The preload force F_T from disc spring is generally available directly. The calculation equation is shown as follows [42].

$$F_T={\displaystyle \frac{4E}{1-{\mu }^2}}{\displaystyle \frac{t^4}{K_1{D_d}^2}}{K_4}^2{\displaystyle \frac{f}{t}}\left[{K_4}^2\left({\displaystyle \frac{h_0}{t}}-{\displaystyle \frac{f}{t}}\right)\left({\displaystyle \frac{h_0}{t}}-{\displaystyle \frac{f}{2t}}\right)+1\right]$$

(5)

where E is elastic modulus, μ is Poisson’s ratio, t is thickness of disc spring, D_d is outer diameter of disc spring, f is deflection of disc spring, h₀ is the deflection of disc spring at maximum depression, and K₁, K₄ are calculation coefficients.

The normal force N in the sealing surface between valve seat and valve ball is obtained based on the sealing force F, as follows.

$$N={\displaystyle \frac{F}{\cos \theta }}$$

(6)

where θ is the normal angle between the centerline of the valve flow domain and the sealing surface, $\cos \theta ={\displaystyle \frac{l_1+l_2}{2R}}$, l₁, l₂ are distance from valve core centerline to both ends of the valve seat sealing surface, respectively, $l_1=\sqrt{{\displaystyle \frac{\left|4R^2-{D_{MN}}^2\right|}{4}}}$, $l_2=\sqrt{{\displaystyle \frac{\left|4R^2-{D_{MW}}^2\right|}{4}}}$.

The calculation equation of sealing pressure is shown as follows.

$$p={\displaystyle \frac{N}{A}}$$

(7)

where A is the area of the annular contact surface between the valve core and valve seat, $A=2\pi Rd$, d is the width of the sealing surface on axial projection.

Combining Equations (1)–(7), the sealing pressure equation in the fixed hard sealing ball valve is obtained as follows.

* * * * * * *

◆ **Short problem 1**
In the passage on ball valve sealing, what does d represent in the formula for the contact area A?
◆ **Short problem 2**
Extend the passage on ball valve sealing pressure, starting after its final sentence.
The rows after this passage on ball valve sealing have no connection to it.

* * * * * * *

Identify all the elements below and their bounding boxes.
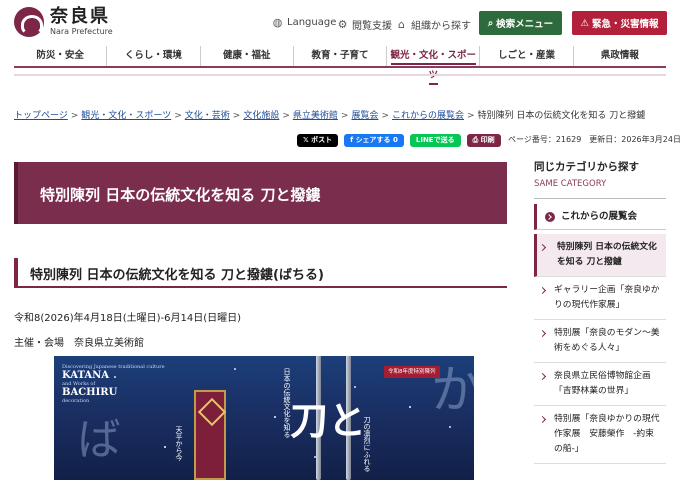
search-icon: ⌕ bbox=[487, 17, 494, 29]
globe-icon: ◍ bbox=[272, 16, 283, 29]
breadcrumb-link[interactable]: 展覧会 bbox=[351, 111, 378, 121]
org-search-label: 組織から探す bbox=[411, 21, 471, 32]
accessibility-label: 閲覧支援 bbox=[352, 21, 392, 32]
accessibility-link[interactable]: ⚙ 閲覧支援 bbox=[337, 17, 392, 32]
sidebar-item-current[interactable]: 特別陳列 日本の伝統文化を知る 刀と撥鑢 bbox=[534, 234, 666, 277]
gnav-label: 健康・福祉 bbox=[222, 50, 271, 61]
exhibition-period: 令和8(2026)年4月18日(土曜日)-6月14日(日曜日) bbox=[14, 313, 242, 324]
poster-en-katana: KATANA bbox=[62, 370, 110, 381]
settings-icon: ⚙ bbox=[337, 18, 348, 31]
warning-icon: ⚠ bbox=[580, 17, 589, 29]
sidebar-item[interactable]: 特別展「奈良ゆかりの現代作家展 安藤榮作 -約束の船-」 bbox=[534, 406, 666, 464]
sidebar-divider bbox=[534, 198, 666, 199]
breadcrumb-link[interactable]: 県立美術館 bbox=[293, 111, 338, 121]
gnav-label: 防災・安全 bbox=[36, 50, 84, 61]
sidebar-title: 同じカテゴリから探す bbox=[534, 161, 639, 173]
section-heading-text: 特別陳列 日本の伝統文化を知る 刀と撥鏤(ばちる) bbox=[30, 268, 324, 283]
facebook-share-button[interactable]: f シェアする 0 bbox=[344, 134, 404, 147]
x-icon: 𝕏 bbox=[303, 136, 312, 144]
print-icon: ⎙ bbox=[472, 136, 481, 144]
gnav-item-health[interactable]: 健康・福祉 bbox=[199, 46, 293, 66]
gnav-item-tourism[interactable]: 観光・文化・スポーツ bbox=[386, 46, 479, 85]
x-post-label: ポスト bbox=[311, 136, 333, 144]
page-title: 特別陳列 日本の伝統文化を知る 刀と撥鏤 bbox=[40, 186, 321, 204]
poster-en-bachiru: BACHIRU bbox=[62, 387, 118, 398]
share-bar: 𝕏 ポスト f シェアする 0 LINEで送る ⎙ 印刷 bbox=[297, 134, 501, 147]
sidebar-list: 特別陳列 日本の伝統文化を知る 刀と撥鑢 ギャラリー企画「奈良ゆかりの現代作家展… bbox=[534, 234, 666, 464]
page-info: ページ番号：21629 更新日：2026年3月24日 bbox=[508, 135, 680, 144]
nara-emblem-icon bbox=[14, 7, 44, 37]
emergency-label: 緊急・災害情報 bbox=[592, 19, 659, 30]
gnav-item-safety[interactable]: 防災・安全 bbox=[14, 46, 106, 66]
site-header: 奈良県 Nara Prefecture ◍ Language ⚙ 閲覧支援 ⌂ … bbox=[0, 0, 680, 44]
poster-tag: 令和8年度特別陳列 bbox=[384, 366, 440, 378]
gnav-item-living[interactable]: くらし・環境 bbox=[106, 46, 199, 66]
poster-bg-text: ば bbox=[69, 416, 120, 460]
search-menu-button[interactable]: ⌕ 検索メニュー bbox=[479, 11, 562, 35]
gnav-item-work[interactable]: しごと・産業 bbox=[479, 46, 572, 66]
gnav-label: 観光・文化・スポーツ bbox=[390, 50, 477, 85]
line-share-label: LINEで送る bbox=[415, 136, 455, 144]
poster-english-title: Discovering Japanese traditional culture… bbox=[62, 364, 165, 404]
org-chart-icon: ⌂ bbox=[398, 18, 405, 31]
breadcrumb: トップページ > 観光・文化・スポーツ > 文化・芸術 > 文化施設 > 県立美術館 > 展覧会 > こ… bbox=[14, 111, 646, 121]
line-share-button[interactable]: LINEで送る bbox=[409, 134, 461, 147]
emergency-info-button[interactable]: ⚠ 緊急・災害情報 bbox=[572, 11, 667, 35]
section-heading: 特別陳列 日本の伝統文化を知る 刀と撥鏤(ばちる) bbox=[14, 258, 507, 288]
breadcrumb-link[interactable]: 文化施設 bbox=[243, 111, 279, 121]
gnav-label: 県政情報 bbox=[600, 50, 639, 61]
exhibition-poster-image: ば か Discovering Japanese traditional cul… bbox=[54, 356, 474, 480]
poster-vertical-text: 天平から今 bbox=[175, 426, 183, 461]
poster-big-title: 刀と bbox=[290, 398, 367, 443]
facebook-share-label: シェアする 0 bbox=[355, 136, 398, 144]
print-button[interactable]: ⎙ 印刷 bbox=[466, 134, 501, 147]
sidebar-category-label: これからの展覧会 bbox=[561, 210, 638, 222]
bachiru-ornament-icon bbox=[194, 390, 226, 480]
print-label: 印刷 bbox=[480, 136, 495, 144]
breadcrumb-current: 特別陳列 日本の伝統文化を知る 刀と撥鑢 bbox=[477, 111, 646, 121]
sidebar-item[interactable]: ギャラリー企画「奈良ゆかりの現代作家展」 bbox=[534, 277, 666, 320]
sidebar-item[interactable]: 奈良県立民俗博物館企画「吉野林業の世界」 bbox=[534, 363, 666, 406]
language-label: Language bbox=[287, 17, 337, 28]
gnav-item-government[interactable]: 県政情報 bbox=[572, 46, 666, 66]
org-search-link[interactable]: ⌂ 組織から探す bbox=[396, 17, 471, 32]
language-link[interactable]: ◍ Language bbox=[272, 16, 337, 29]
logo-english: Nara Prefecture bbox=[50, 27, 113, 36]
poster-en-dec: decoration bbox=[62, 398, 90, 404]
x-post-button[interactable]: 𝕏 ポスト bbox=[297, 134, 339, 147]
page-title-banner: 特別陳列 日本の伝統文化を知る 刀と撥鏤 bbox=[14, 162, 507, 224]
sidebar-category[interactable]: これからの展覧会 bbox=[534, 204, 666, 230]
sidebar-subtitle: SAME CATEGORY bbox=[534, 179, 607, 189]
breadcrumb-link[interactable]: 文化・芸術 bbox=[185, 111, 230, 121]
gnav-item-education[interactable]: 教育・子育て bbox=[292, 46, 386, 66]
breadcrumb-link[interactable]: 観光・文化・スポーツ bbox=[81, 111, 171, 121]
nav-divider bbox=[14, 74, 666, 76]
chevron-icon bbox=[545, 211, 555, 222]
global-nav: 防災・安全 くらし・環境 健康・福祉 教育・子育て 観光・文化・スポーツ しごと… bbox=[14, 46, 666, 85]
gnav-label: 教育・子育て bbox=[311, 50, 369, 61]
exhibition-venue: 主催・会場 奈良県立美術館 bbox=[14, 338, 144, 349]
sidebar-header: 同じカテゴリから探す SAME CATEGORY bbox=[534, 159, 666, 189]
breadcrumb-link[interactable]: トップページ bbox=[14, 111, 68, 121]
search-menu-label: 検索メニュー bbox=[496, 19, 554, 30]
site-logo[interactable]: 奈良県 Nara Prefecture bbox=[14, 7, 113, 37]
sidebar-item[interactable]: 特別展「奈良のモダン〜美術をめぐる人々」 bbox=[534, 320, 666, 363]
breadcrumb-link[interactable]: これからの展覧会 bbox=[392, 111, 464, 121]
gnav-label: くらし・環境 bbox=[124, 50, 182, 61]
poster-vertical-text: 刀の凛烈にふれる bbox=[363, 416, 371, 472]
gnav-label: しごと・産業 bbox=[498, 50, 556, 61]
logo-japanese: 奈良県 bbox=[50, 6, 110, 27]
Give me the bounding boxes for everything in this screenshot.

* * * * * * *

◆ **Expected output 1**
The width of the sealing surface on axial projection.

◆ **Expected output 2**
$$p_g={\displaystyle \frac{\pi P({D_{fW}}^2-{D_A}^2-4{\mu }_m{D}_{fW}{l}_m)+4F_T}{8\pi Rd\cos \theta }}$$

(8)

From Equation (8), in ideal conditions, the parameters affecting sealing pressure in the fixed hard sealing ball valve include load (F_T, P), structure parameters (D_fW, D_MW, D_MN) and normal angle (cosθ).

2.1.2. Sealing Pressure Equation in Floating Hard Sealing Ball Valve

The main sealing region of the floating hard sealing ball valve is the seal pair formed by the contact between the valve seat and valve core at the outlet end. As the moving part, the force analysis of the seal pair is conducted on the valve core. Detailed analysis is shown in Figure 2.

In the flow direction, the valve core is subject to a pressing force ${F_P}^{\prime }$ from flow, and axial driving force ${F_J}^{\prime }$ from medium pressure in the gap of the sealing surface. The equation of sealing force F is shown as follows.

$$F={F_P}^{\prime }-{F_J}^{\prime }$$

(9)

The pressing force ${F_P}^{\prime }$ from flow on the valve core is shown as follows.

$${F_P}^{\prime }={\displaystyle \frac{\pi }{4}}P{D_{MW}}^2$$

(10)

where P is the medium pressure, and D_MW is inner diameter of the sealing surface on valve seat.

The axial driving force ${F_J}^{\prime }$ is also the force of medium pressure within the average diameter of the sealing surface. The calculation equation is as follows.

$${F_J}^{\prime }={\displaystyle \frac{\pi }{4}}P\left({D_{MN}}^2-{D_A}^2\right)$$

(11)

where D_MN and D_A are outer diameter and average diameter of sealing surface on valve seat, respectively.

Combining Equations (9)–(11), the sealing pressure equation in the floating hard sealing ball valve is obtained as follows.

$$p_f={\displaystyle \frac{P{D_A}^2}{8\pi Rd\cos \theta }}$$

(12)

From Equation (12), in ideal conditions, the parameters affecting sealing pressure in the floating hard sealing ball valve include load (P), structure parameters (D_MW, D_MN) and normal angle (cosθ).

2.2. Relationship Between Sealing Pressure and Gap Height

Based on the Roth model, the two rough contacting surfaces are regarded as an equivalent rough surface and a smooth surface, as shown in Figure 3. The equivalent rough surface is regarded as being composed of many micro-convex bodies. The relationship between sealing pressure and gap height is established. The mathematical method for leakage rate prediction is derived from the fixed form of ball valves, accounting for working conditions and structure parameters. This method quantifies leakage rate variations across micro-scale to macro-scale.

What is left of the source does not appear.